◆ **Фрагмент текста**:
----------------

Воображая город: Введение в теорию концептуализации - [32]

Шрифт
Интервал

Впервые схема зонирования Макондо меняется усилиями сына Основателя – Хосе Аркадио – младшего. Он ушел из деревни еще совсем молодым человеком, большую часть жизни провел путешествуя и, вернувшись, застал поселок сильно изменившимся. Он, как сын Основателя, должен был стать прямым наследником «идеи Макондо», но его память не содержала в себе необходимого опыта жизни в нем: «…Хосе Аркадио забыл обо всем – морская жизнь перегрузила его память своими многочисленными событиями» [там же: 93]. Он отвергает сложившиеся традиции жизни в Макондо, женится на своей сводной сестре, изгоняется из семьи, выбирая новое место жительства – на окраине города, напротив кладбища.

Кладбище – настолько же символически насыщенное место, как и дом. Уорнер полагает его основным эвокативным (пробуждающим воспоминания) символом сообщества. Но для «резидента, лишенного памяти» всякое место – в том числе и символически значимое – всего лишь территория. А потому

Хосе Аркадио распахал свой участок, двинулся на соседские поля; с помощью волов валил изгороди и превращал в развалины строения, пока не присвоил себе все лучшие угодья в окрестности… Он ссылался на то, что захваченные им земли были распределены Хосе Аркадио Буэндиа во время основания Макондо, а он готов доказать, что его отец уже тогда был сумасшедшим, так как отдал в чужие руки участки, принадлежавшие на самом деле семье Буэндиа [там же: 115].

С этого первого «публичного акта забвения» и разрушения резидентальной регионализации начинается трансформация идеи города. Макондо – именно как основанное семейством Буэндиа селение Макондо – погибает еще до своего физического разрушения. Оно перестает существовать в тот момент, когда последние оставшиеся в нем уже не могут вспомнить, в честь кого названа центральная улица города.


Здесь можно сформулировать два предположения. Во-первых, резидентальные различия универсальны: дифференциация на тех, кто пришел раньше, и тех, кто пришел позже, обнаруживается и в общежитских комнатах, и в государствах иммигрантов. Во-вторых, формирующиеся во времени резидентальные различия объективируются в пространстве, организуя социальные взаимодействия. При этом не само по себе неодновременное прибытие людей на некоторую территорию проводит различия между ними (в том числе и пространственно оформленные различия), но тот субъективно значимый смысл, который с этой территорией соотносится, закрепляется в ценностно-нормативных конструктах и воспроизводится в рутинизировавшихся социальных практиках. Таким образом, территория, общее пространство взаимодействия, является одновременно и исходным условием развития резидентности, и своего рода экраном, на который проецируются резидентальные различия.

----------------

◆ **Исходные материалы**:
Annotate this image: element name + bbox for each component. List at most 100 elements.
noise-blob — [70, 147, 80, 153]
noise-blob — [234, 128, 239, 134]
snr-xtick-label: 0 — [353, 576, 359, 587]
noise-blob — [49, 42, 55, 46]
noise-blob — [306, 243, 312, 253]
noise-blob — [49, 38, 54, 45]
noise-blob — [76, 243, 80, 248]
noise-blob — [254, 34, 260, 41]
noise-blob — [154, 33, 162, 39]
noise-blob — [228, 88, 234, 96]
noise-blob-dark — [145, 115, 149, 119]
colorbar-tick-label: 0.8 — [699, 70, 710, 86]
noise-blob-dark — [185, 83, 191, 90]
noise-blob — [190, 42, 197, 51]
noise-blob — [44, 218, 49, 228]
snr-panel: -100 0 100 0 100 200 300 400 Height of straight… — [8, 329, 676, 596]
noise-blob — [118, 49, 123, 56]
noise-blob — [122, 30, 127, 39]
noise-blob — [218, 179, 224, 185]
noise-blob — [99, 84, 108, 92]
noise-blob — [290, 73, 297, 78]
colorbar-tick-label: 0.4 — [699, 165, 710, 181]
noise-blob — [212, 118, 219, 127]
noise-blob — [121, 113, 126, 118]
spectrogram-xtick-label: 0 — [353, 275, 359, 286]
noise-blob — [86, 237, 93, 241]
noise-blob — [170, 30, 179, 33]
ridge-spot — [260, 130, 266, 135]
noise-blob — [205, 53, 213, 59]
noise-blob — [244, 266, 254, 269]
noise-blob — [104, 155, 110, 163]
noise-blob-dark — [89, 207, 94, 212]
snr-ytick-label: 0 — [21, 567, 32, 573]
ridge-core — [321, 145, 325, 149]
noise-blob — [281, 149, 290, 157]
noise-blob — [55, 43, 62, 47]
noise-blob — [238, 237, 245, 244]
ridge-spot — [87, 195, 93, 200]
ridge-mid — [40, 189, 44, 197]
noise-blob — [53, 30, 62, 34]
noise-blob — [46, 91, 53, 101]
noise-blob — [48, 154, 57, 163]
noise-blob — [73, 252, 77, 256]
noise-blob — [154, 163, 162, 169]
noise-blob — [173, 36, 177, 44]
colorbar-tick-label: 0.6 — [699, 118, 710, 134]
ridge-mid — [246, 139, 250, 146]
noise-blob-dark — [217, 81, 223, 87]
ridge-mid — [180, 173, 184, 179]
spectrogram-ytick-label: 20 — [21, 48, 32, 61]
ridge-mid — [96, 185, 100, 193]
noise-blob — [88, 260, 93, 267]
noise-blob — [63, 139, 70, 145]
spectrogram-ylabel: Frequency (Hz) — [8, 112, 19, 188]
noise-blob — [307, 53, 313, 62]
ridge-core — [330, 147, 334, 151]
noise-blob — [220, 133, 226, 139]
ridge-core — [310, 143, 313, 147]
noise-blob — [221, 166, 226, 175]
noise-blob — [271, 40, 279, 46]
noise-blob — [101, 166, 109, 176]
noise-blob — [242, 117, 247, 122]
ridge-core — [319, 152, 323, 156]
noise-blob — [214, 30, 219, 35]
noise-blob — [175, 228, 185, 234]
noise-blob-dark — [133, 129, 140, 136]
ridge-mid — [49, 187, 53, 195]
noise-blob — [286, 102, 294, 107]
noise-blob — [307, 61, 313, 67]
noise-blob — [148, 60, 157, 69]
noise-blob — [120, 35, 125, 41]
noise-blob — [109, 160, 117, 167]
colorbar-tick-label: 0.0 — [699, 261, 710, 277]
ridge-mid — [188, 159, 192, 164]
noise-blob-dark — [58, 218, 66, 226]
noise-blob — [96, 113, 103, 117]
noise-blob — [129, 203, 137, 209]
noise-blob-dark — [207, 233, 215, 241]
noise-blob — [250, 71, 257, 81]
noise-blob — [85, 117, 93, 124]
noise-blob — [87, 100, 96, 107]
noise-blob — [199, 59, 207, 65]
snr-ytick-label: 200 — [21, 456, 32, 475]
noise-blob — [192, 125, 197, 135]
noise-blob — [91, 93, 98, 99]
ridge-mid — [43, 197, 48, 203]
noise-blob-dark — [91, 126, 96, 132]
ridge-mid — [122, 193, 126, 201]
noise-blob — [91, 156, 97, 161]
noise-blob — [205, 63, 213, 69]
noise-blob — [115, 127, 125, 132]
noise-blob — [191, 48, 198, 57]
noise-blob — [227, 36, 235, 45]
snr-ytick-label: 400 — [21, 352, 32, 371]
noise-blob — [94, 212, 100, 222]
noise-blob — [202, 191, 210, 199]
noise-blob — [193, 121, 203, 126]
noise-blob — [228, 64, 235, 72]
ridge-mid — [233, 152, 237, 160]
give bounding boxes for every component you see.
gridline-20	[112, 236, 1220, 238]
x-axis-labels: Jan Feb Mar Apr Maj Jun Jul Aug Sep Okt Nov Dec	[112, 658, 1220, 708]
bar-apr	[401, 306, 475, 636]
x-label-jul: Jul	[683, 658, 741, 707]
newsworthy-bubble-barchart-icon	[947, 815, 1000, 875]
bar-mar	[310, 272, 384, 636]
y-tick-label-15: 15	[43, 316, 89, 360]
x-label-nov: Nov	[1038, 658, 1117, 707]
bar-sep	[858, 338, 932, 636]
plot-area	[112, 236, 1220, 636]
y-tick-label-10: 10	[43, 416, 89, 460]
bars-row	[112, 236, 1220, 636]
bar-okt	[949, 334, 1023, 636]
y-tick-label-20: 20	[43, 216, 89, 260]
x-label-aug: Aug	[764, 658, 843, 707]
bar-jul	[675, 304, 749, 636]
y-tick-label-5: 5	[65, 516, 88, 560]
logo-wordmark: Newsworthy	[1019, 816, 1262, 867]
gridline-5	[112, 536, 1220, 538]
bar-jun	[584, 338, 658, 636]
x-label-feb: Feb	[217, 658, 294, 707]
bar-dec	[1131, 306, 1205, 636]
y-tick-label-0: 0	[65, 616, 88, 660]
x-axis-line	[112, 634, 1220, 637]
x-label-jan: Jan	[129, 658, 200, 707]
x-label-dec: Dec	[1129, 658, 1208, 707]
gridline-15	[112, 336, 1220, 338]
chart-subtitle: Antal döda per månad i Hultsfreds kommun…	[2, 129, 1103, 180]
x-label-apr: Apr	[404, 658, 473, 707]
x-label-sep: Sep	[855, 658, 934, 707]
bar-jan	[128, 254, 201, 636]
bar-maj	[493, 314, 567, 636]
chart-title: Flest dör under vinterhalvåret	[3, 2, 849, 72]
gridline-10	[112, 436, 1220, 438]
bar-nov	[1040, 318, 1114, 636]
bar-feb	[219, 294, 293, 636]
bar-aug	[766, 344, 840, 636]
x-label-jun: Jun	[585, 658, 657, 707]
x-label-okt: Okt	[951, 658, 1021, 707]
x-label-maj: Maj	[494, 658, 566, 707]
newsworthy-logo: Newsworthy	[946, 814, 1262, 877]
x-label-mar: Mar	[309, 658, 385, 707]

----------------

◆ **Задания**:
A – Выпишите все выражения, которые во фрагменте текста заключены в кавычки «».
B – Отредактируйте участок листинга от его начала по строку с «noise-blob — [121, 113, 126, 118]» включительно, заменив «colorbar-tick-label» на «colorbar-label» и ничего больше не меняя. Приведите только этот участок.
Листинг никак не связан с фрагментом текста.

◆ **Ответы**:
A –
1. «идеи Макондо»
2. «…Хосе Аркадио забыл обо всем – морская жизнь перегрузила его память своими многочисленными событиями»
3. «резидента, лишенного памяти»
4. «публичного акта забвения»

B –
Annotate this image: element name + bbox for each component. List at most 100 elements.
noise-blob — [70, 147, 80, 153]
noise-blob — [234, 128, 239, 134]
snr-xtick-label: 0 — [353, 576, 359, 587]
noise-blob — [49, 42, 55, 46]
noise-blob — [306, 243, 312, 253]
noise-blob — [49, 38, 54, 45]
noise-blob — [76, 243, 80, 248]
noise-blob — [254, 34, 260, 41]
noise-blob — [154, 33, 162, 39]
noise-blob — [228, 88, 234, 96]
noise-blob-dark — [145, 115, 149, 119]
colorbar-label: 0.8 — [699, 70, 710, 86]
noise-blob-dark — [185, 83, 191, 90]
noise-blob — [190, 42, 197, 51]
noise-blob — [44, 218, 49, 228]
snr-panel: -100 0 100 0 100 200 300 400 Height of straight… — [8, 329, 676, 596]
noise-blob — [118, 49, 123, 56]
noise-blob — [122, 30, 127, 39]
noise-blob — [218, 179, 224, 185]
noise-blob — [99, 84, 108, 92]
noise-blob — [290, 73, 297, 78]
colorbar-label: 0.4 — [699, 165, 710, 181]
noise-blob — [212, 118, 219, 127]
noise-blob — [121, 113, 126, 118]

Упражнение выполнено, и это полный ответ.